■ Brief
Copy each line of the records that holds the string "Smooth".
******************************
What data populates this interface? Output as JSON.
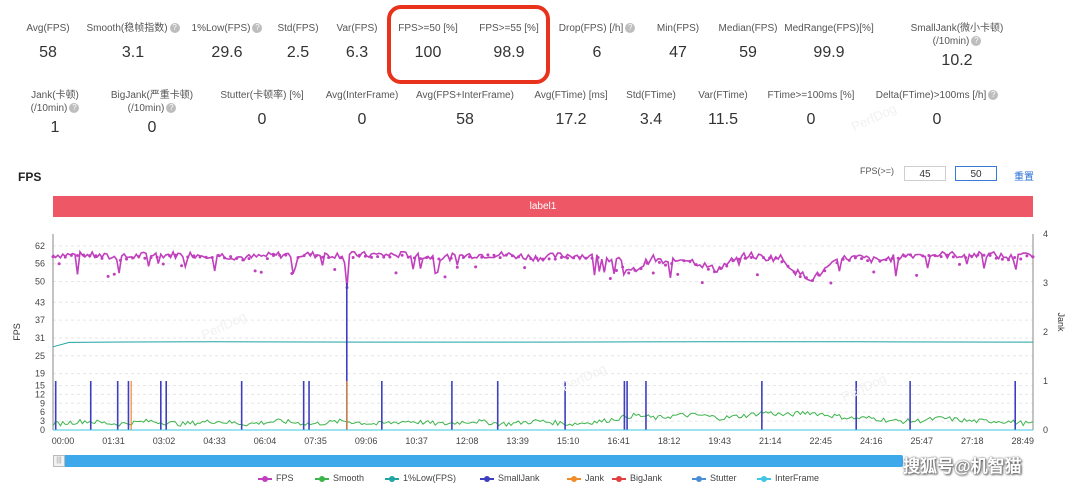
{
  "stats_row1": [
    {
      "label": "Avg(FPS)",
      "value": "58",
      "help": false
    },
    {
      "label": "Smooth(稳帧指数)",
      "value": "3.1",
      "help": true
    },
    {
      "label": "1%Low(FPS)",
      "value": "29.6",
      "help": true
    },
    {
      "label": "Std(FPS)",
      "value": "2.5",
      "help": false
    },
    {
      "label": "Var(FPS)",
      "value": "6.3",
      "help": false
    },
    {
      "label": "FPS>=50 [%]",
      "value": "100",
      "help": false
    },
    {
      "label": "FPS>=55 [%]",
      "value": "98.9",
      "help": false
    },
    {
      "label": "Drop(FPS) [/h]",
      "value": "6",
      "help": true
    },
    {
      "label": "Min(FPS)",
      "value": "47",
      "help": false
    },
    {
      "label": "Median(FPS)",
      "value": "59",
      "help": false
    },
    {
      "label": "MedRange(FPS)[%]",
      "value": "99.9",
      "help": false
    },
    {
      "label": "SmallJank(微小卡顿)",
      "label2": "(/10min)",
      "value": "10.2",
      "help": true
    }
  ],
  "stats_row2": [
    {
      "label": "Jank(卡顿)",
      "label2": "(/10min)",
      "value": "1",
      "help": true
    },
    {
      "label": "BigJank(严重卡顿)",
      "label2": "(/10min)",
      "value": "0",
      "help": true
    },
    {
      "label": "Stutter(卡顿率) [%]",
      "value": "0",
      "help": false
    },
    {
      "label": "Avg(InterFrame)",
      "value": "0",
      "help": false
    },
    {
      "label": "Avg(FPS+InterFrame)",
      "value": "58",
      "help": false
    },
    {
      "label": "Avg(FTime) [ms]",
      "value": "17.2",
      "help": false
    },
    {
      "label": "Std(FTime)",
      "value": "3.4",
      "help": false
    },
    {
      "label": "Var(FTime)",
      "value": "11.5",
      "help": false
    },
    {
      "label": "FTime>=100ms [%]",
      "value": "0",
      "help": false
    },
    {
      "label": "Delta(FTime)>100ms [/h]",
      "value": "0",
      "help": true
    }
  ],
  "help_glyph": "?",
  "section_title": "FPS",
  "fps_threshold": {
    "label": "FPS(>=)",
    "value1": "45",
    "value2": "50",
    "reset": "重置"
  },
  "label_bar": "label1",
  "watermark_text": "PerfDog",
  "credit": "搜狐号@机智猫",
  "colors": {
    "FPS": "#c03fbd",
    "Smooth": "#3cb44b",
    "1%Low(FPS)": "#1fa3a3",
    "SmallJank": "#3d3fc0",
    "Jank": "#f08c28",
    "BigJank": "#e04040",
    "Stutter": "#4a8ed8",
    "InterFrame": "#3ec7e6",
    "label_bar": "#ee5765",
    "highlight": "#e8321c",
    "slider": "#3da8ea"
  },
  "chart_data": {
    "type": "line",
    "ylabel": "FPS",
    "y2label": "Jank",
    "yticks": [
      0,
      3,
      6,
      9,
      12,
      15,
      19,
      25,
      31,
      37,
      43,
      50,
      56,
      62
    ],
    "ylim": [
      0,
      66
    ],
    "y2ticks": [
      0,
      1,
      2,
      3,
      4
    ],
    "y2lim": [
      0,
      4
    ],
    "xticks": [
      "00:00",
      "01:31",
      "03:02",
      "04:33",
      "06:04",
      "07:35",
      "09:06",
      "10:37",
      "12:08",
      "13:39",
      "15:10",
      "16:41",
      "18:12",
      "19:43",
      "21:14",
      "22:45",
      "24:16",
      "25:47",
      "27:18",
      "28:49"
    ],
    "duration_sec": 1818,
    "series": [
      {
        "name": "FPS",
        "axis": "left",
        "points": [
          [
            0,
            59
          ],
          [
            60,
            59
          ],
          [
            120,
            58
          ],
          [
            180,
            59
          ],
          [
            240,
            59
          ],
          [
            300,
            59
          ],
          [
            360,
            58
          ],
          [
            420,
            59
          ],
          [
            480,
            59
          ],
          [
            540,
            59
          ],
          [
            545,
            47
          ],
          [
            550,
            59
          ],
          [
            600,
            59
          ],
          [
            660,
            59
          ],
          [
            720,
            58
          ],
          [
            780,
            59
          ],
          [
            840,
            59
          ],
          [
            900,
            58
          ],
          [
            960,
            59
          ],
          [
            1020,
            58
          ],
          [
            1050,
            57
          ],
          [
            1070,
            53
          ],
          [
            1090,
            55
          ],
          [
            1110,
            58
          ],
          [
            1140,
            56
          ],
          [
            1170,
            58
          ],
          [
            1200,
            56
          ],
          [
            1230,
            54
          ],
          [
            1260,
            57
          ],
          [
            1290,
            59
          ],
          [
            1320,
            58
          ],
          [
            1350,
            58
          ],
          [
            1380,
            53
          ],
          [
            1410,
            51
          ],
          [
            1440,
            55
          ],
          [
            1470,
            58
          ],
          [
            1500,
            58
          ],
          [
            1530,
            57
          ],
          [
            1560,
            58
          ],
          [
            1590,
            59
          ],
          [
            1620,
            59
          ],
          [
            1650,
            59
          ],
          [
            1680,
            59
          ],
          [
            1710,
            59
          ],
          [
            1740,
            59
          ],
          [
            1780,
            58
          ],
          [
            1818,
            59
          ]
        ]
      },
      {
        "name": "Smooth",
        "axis": "left",
        "points": [
          [
            0,
            2
          ],
          [
            60,
            3
          ],
          [
            120,
            2
          ],
          [
            180,
            3
          ],
          [
            240,
            2
          ],
          [
            300,
            3
          ],
          [
            360,
            2
          ],
          [
            420,
            3
          ],
          [
            480,
            2
          ],
          [
            540,
            3
          ],
          [
            600,
            2
          ],
          [
            660,
            3
          ],
          [
            720,
            2
          ],
          [
            780,
            3
          ],
          [
            840,
            2
          ],
          [
            900,
            3
          ],
          [
            960,
            2
          ],
          [
            1020,
            3
          ],
          [
            1050,
            4
          ],
          [
            1080,
            5
          ],
          [
            1120,
            4
          ],
          [
            1160,
            5
          ],
          [
            1200,
            5
          ],
          [
            1240,
            4
          ],
          [
            1290,
            5
          ],
          [
            1320,
            6
          ],
          [
            1360,
            5
          ],
          [
            1400,
            6
          ],
          [
            1440,
            5
          ],
          [
            1480,
            4
          ],
          [
            1520,
            4
          ],
          [
            1560,
            3
          ],
          [
            1600,
            3
          ],
          [
            1650,
            4
          ],
          [
            1700,
            3
          ],
          [
            1760,
            3
          ],
          [
            1818,
            2
          ]
        ]
      },
      {
        "name": "1%Low(FPS)",
        "axis": "left",
        "points": [
          [
            0,
            28
          ],
          [
            30,
            29.5
          ],
          [
            100,
            29.6
          ],
          [
            300,
            29.7
          ],
          [
            600,
            29.6
          ],
          [
            900,
            29.6
          ],
          [
            1200,
            29.7
          ],
          [
            1500,
            29.7
          ],
          [
            1818,
            29.6
          ]
        ]
      },
      {
        "name": "SmallJank",
        "axis": "right",
        "spikes": [
          [
            5,
            1
          ],
          [
            70,
            1
          ],
          [
            120,
            1
          ],
          [
            140,
            1
          ],
          [
            200,
            1
          ],
          [
            210,
            1
          ],
          [
            350,
            1
          ],
          [
            465,
            1
          ],
          [
            475,
            1
          ],
          [
            545,
            3
          ],
          [
            610,
            1
          ],
          [
            740,
            1
          ],
          [
            825,
            1
          ],
          [
            950,
            1
          ],
          [
            1060,
            1
          ],
          [
            1065,
            1
          ],
          [
            1100,
            1
          ],
          [
            1315,
            1
          ],
          [
            1490,
            1
          ],
          [
            1590,
            1
          ],
          [
            1785,
            1
          ]
        ]
      },
      {
        "name": "Jank",
        "axis": "right",
        "spikes": [
          [
            145,
            1
          ],
          [
            545,
            1
          ]
        ]
      },
      {
        "name": "BigJank",
        "axis": "right",
        "spikes": []
      },
      {
        "name": "Stutter",
        "axis": "right",
        "points": []
      },
      {
        "name": "InterFrame",
        "axis": "left",
        "points": [
          [
            0,
            0
          ],
          [
            1818,
            0
          ]
        ]
      }
    ],
    "legend_position": "bottom"
  }
}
******************************
■ The result
      "label": "Smooth(稳帧指数)",
    "Smooth": "#3cb44b",
        "name": "Smooth",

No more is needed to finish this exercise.